▶ _TASK STATEMENT_:
Here are some records; quote them exactly, leaving out the pictures.

▶ _EXERCISE INPUTS_:
━━━━━━━━━━━━━━━━━━━━━━━━━━━━━━
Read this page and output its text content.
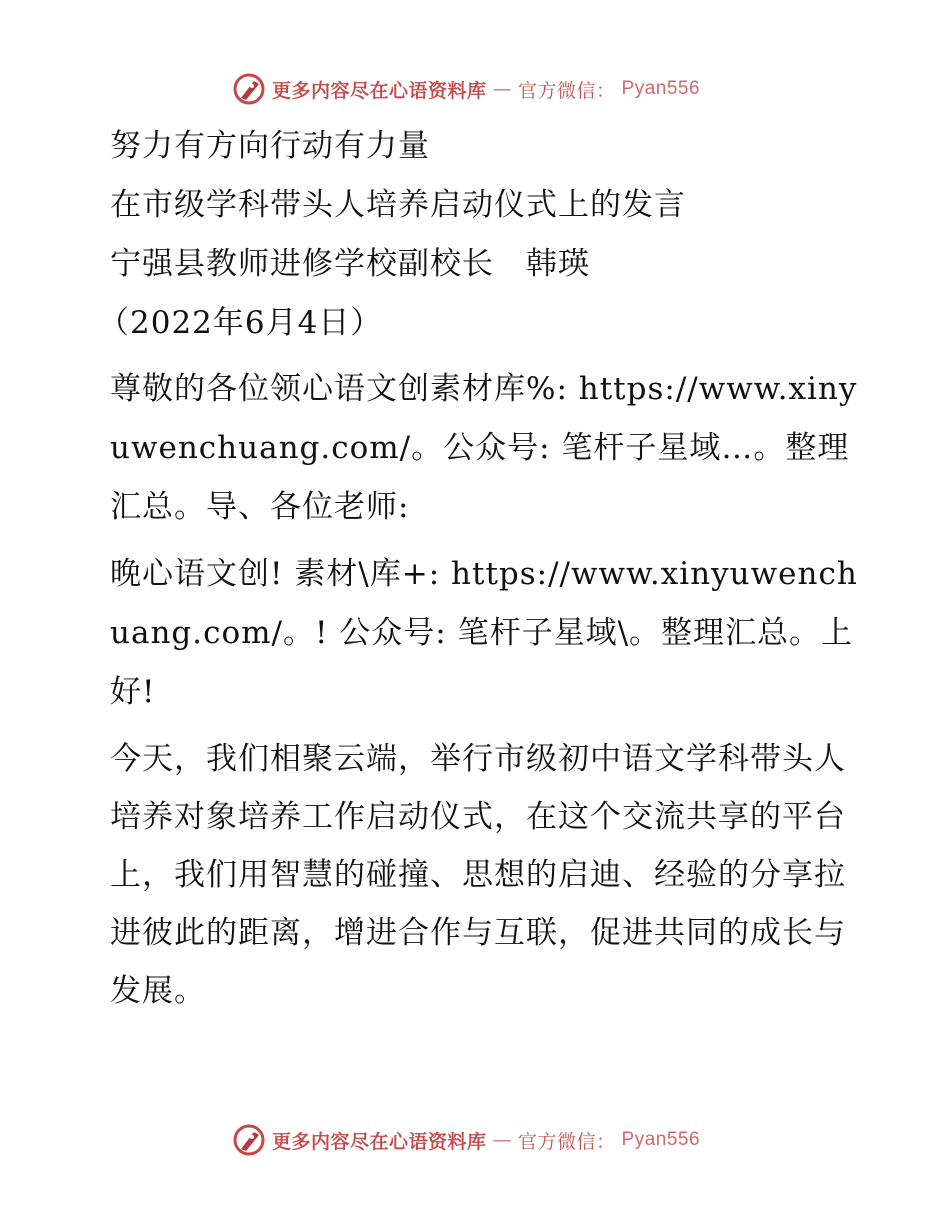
更多内容尽在心语资料库 — 官方微信： Pyan556

努力有方向行动有力量

在市级学科带头人培养启动仪式上的发言

宁强县教师进修学校副校长　韩瑛

（2022年6月4日）

尊敬的各位领心语文创素材库%: https://www.xinyuwenchuang.com/。公众号: 笔杆子星域…。整理汇总。导、各位老师:

晚心语文创! 素材\库+: https://www.xinyuwenchuang.com/。! 公众号: 笔杆子星域\。整理汇总。上好!

今天，我们相聚云端，举行市级初中语文学科带头人培养对象培养工作启动仪式，在这个交流共享的平台上，我们用智慧的碰撞、思想的启迪、经验的分享拉进彼此的距离，增进合作与互联，促进共同的成长与发展。

更多内容尽在心语资料库 — 官方微信： Pyan556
━━━━━━━━━━━━━━━━━━━━━━━━━━━━━━
▶ _THE ANSWER_:
Read this page and output its text content.
更多内容尽在心语资料库 — 官方微信： Pyan556

努力有方向行动有力量

在市级学科带头人培养启动仪式上的发言

宁强县教师进修学校副校长　韩瑛

（2022年6月4日）

尊敬的各位领心语文创素材库%: https://www.xinyuwenchuang.com/。公众号: 笔杆子星域…。整理汇总。导、各位老师:

晚心语文创! 素材\库+: https://www.xinyuwenchuang.com/。! 公众号: 笔杆子星域\。整理汇总。上好!

今天，我们相聚云端，举行市级初中语文学科带头人培养对象培养工作启动仪式，在这个交流共享的平台上，我们用智慧的碰撞、思想的启迪、经验的分享拉进彼此的距离，增进合作与互联，促进共同的成长与发展。

更多内容尽在心语资料库 — 官方微信： Pyan556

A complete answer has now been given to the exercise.